**Information given**
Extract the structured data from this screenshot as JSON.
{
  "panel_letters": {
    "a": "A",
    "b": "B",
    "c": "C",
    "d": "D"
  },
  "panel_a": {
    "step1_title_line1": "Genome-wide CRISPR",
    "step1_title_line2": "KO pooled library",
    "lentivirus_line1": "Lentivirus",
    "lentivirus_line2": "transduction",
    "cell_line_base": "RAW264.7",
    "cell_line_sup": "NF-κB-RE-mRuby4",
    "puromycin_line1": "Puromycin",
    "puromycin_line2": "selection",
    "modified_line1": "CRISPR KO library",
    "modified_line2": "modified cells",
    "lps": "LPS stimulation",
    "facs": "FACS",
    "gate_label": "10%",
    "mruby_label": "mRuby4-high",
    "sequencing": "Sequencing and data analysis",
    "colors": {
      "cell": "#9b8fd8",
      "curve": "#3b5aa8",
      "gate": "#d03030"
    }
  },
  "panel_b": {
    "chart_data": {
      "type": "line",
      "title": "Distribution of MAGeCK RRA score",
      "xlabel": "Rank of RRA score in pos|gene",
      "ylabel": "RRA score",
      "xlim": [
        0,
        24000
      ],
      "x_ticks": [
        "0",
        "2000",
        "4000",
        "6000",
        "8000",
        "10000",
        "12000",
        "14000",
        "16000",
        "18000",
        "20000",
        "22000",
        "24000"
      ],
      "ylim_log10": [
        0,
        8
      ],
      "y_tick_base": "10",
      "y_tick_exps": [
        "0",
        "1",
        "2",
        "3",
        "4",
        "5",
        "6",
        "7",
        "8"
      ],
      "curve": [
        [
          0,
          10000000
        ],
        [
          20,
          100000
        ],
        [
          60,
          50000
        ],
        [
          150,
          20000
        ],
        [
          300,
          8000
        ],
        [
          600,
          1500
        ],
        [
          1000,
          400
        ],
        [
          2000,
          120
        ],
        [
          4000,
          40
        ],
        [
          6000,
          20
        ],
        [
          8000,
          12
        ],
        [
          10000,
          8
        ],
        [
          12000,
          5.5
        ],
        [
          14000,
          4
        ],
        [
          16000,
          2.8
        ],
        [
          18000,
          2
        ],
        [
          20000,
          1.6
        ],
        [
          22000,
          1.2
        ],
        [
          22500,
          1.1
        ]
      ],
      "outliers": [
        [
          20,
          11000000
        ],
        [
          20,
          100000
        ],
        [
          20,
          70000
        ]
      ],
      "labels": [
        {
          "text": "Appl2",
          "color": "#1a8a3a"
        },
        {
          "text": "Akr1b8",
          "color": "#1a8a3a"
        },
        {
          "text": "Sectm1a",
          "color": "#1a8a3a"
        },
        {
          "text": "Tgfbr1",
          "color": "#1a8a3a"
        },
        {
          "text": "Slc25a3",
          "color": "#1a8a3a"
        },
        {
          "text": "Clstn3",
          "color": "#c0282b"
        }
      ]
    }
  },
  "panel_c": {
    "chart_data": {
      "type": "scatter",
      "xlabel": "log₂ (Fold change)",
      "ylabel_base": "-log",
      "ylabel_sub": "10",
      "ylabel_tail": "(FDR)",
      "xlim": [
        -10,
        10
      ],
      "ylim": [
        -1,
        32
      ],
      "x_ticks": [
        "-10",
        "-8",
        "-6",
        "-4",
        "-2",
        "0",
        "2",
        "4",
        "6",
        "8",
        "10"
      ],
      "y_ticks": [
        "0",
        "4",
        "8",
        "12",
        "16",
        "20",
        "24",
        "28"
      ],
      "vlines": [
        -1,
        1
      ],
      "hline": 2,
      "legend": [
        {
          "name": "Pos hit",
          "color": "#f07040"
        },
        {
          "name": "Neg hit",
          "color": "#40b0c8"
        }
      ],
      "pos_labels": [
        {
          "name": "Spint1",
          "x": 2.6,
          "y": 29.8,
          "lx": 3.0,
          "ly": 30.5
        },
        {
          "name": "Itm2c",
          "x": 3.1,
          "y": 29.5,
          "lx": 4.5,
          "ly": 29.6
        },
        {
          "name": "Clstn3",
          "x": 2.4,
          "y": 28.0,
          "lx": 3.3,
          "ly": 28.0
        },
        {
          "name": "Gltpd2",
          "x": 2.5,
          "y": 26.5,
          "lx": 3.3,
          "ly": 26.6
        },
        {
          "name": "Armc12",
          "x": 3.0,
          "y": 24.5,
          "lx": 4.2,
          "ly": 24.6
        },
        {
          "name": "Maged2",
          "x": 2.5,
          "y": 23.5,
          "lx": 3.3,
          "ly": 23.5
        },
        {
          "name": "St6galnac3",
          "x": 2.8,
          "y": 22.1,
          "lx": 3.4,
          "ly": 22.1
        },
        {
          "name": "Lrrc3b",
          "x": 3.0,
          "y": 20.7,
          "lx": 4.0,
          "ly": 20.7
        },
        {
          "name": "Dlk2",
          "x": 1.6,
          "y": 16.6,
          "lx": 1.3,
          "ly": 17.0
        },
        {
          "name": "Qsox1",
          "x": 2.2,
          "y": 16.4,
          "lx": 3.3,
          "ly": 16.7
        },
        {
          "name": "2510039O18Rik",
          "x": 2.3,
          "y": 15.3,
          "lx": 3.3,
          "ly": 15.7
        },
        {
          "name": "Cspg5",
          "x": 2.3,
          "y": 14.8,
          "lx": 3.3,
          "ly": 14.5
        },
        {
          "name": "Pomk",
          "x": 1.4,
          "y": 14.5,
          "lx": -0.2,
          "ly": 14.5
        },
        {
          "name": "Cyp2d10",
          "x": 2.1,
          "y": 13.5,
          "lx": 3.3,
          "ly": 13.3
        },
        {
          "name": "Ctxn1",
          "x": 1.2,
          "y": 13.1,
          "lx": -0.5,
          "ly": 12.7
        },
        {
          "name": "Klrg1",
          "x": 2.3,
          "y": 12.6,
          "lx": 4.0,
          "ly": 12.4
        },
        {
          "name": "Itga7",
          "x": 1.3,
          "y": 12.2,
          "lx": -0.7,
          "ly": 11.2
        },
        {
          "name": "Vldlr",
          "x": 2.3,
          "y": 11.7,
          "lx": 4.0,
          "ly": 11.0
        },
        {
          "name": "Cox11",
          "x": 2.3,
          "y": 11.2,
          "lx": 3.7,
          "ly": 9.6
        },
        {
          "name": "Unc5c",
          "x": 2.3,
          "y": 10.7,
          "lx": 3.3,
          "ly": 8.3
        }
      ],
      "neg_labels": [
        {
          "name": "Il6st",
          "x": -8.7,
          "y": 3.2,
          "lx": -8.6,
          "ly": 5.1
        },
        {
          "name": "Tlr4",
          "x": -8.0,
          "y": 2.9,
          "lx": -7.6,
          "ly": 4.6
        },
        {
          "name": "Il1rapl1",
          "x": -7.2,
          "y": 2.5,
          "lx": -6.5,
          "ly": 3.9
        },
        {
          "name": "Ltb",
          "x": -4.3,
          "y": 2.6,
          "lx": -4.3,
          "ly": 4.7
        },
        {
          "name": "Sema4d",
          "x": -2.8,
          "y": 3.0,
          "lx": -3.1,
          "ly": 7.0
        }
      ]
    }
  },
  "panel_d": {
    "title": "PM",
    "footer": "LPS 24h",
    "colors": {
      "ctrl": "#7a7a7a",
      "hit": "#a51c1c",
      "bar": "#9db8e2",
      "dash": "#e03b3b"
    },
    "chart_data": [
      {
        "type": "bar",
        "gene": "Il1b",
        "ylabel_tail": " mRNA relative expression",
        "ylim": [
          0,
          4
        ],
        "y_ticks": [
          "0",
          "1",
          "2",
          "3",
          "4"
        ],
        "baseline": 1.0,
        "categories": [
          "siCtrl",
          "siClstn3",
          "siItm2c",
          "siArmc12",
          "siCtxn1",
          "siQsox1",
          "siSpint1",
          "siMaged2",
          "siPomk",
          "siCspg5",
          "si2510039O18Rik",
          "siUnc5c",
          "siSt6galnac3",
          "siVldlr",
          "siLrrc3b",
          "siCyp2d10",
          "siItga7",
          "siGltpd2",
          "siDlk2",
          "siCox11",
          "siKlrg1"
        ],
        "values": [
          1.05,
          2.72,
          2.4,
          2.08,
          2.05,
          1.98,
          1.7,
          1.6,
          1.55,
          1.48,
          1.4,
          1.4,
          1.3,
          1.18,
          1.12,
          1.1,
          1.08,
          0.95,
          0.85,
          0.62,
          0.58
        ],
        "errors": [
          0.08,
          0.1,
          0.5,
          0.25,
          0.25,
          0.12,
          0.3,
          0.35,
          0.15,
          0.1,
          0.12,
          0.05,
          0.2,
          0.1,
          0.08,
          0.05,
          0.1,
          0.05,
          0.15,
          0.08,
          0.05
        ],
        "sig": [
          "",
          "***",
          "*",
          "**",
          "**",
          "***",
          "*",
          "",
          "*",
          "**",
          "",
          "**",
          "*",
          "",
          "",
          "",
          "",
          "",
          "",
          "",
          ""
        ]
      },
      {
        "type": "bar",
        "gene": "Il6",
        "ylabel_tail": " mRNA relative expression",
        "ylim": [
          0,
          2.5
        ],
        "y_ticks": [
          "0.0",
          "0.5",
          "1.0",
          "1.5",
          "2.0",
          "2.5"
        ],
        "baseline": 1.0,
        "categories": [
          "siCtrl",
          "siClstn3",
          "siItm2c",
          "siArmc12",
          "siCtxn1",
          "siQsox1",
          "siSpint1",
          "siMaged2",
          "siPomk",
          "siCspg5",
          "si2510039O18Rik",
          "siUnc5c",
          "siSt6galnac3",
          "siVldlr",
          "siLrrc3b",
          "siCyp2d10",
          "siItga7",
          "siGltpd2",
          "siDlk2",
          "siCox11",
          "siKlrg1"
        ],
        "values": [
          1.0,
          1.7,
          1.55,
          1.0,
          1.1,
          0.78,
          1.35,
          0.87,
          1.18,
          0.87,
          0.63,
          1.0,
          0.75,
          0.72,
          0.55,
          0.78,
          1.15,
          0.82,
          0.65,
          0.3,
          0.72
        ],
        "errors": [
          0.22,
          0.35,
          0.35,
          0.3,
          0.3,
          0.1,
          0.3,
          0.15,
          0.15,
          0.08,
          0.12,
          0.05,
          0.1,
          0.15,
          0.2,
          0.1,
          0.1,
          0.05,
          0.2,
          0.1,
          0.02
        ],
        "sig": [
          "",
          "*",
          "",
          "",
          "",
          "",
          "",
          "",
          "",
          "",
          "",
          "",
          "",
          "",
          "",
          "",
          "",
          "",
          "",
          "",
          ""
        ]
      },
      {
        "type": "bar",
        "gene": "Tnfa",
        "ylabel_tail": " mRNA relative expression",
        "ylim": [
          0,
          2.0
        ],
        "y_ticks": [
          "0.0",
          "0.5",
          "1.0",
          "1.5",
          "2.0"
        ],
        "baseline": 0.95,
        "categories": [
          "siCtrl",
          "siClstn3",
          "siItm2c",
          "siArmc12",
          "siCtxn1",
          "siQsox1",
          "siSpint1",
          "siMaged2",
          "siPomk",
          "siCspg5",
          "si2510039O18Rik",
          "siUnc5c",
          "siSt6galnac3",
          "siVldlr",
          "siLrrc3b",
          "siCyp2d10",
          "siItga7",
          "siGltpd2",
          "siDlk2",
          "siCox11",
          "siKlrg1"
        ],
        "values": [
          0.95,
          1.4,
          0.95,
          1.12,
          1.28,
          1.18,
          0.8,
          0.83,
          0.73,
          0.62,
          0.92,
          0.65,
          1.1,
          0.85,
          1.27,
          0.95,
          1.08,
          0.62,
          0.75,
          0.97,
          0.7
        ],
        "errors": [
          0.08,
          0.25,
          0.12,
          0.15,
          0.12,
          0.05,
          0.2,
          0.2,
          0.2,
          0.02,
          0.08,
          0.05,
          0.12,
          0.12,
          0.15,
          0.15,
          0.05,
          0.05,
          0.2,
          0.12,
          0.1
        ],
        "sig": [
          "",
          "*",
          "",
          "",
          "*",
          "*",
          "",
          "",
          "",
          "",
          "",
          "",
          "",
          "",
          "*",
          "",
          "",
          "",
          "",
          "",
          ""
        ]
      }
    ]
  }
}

**Problem statement**
Wherever a line above contains the string "score", copy that line.

**Completed exercise**
      "title": "Distribution of MAGeCK RRA score",
      "xlabel": "Rank of RRA score in pos|gene",
      "ylabel": "RRA score",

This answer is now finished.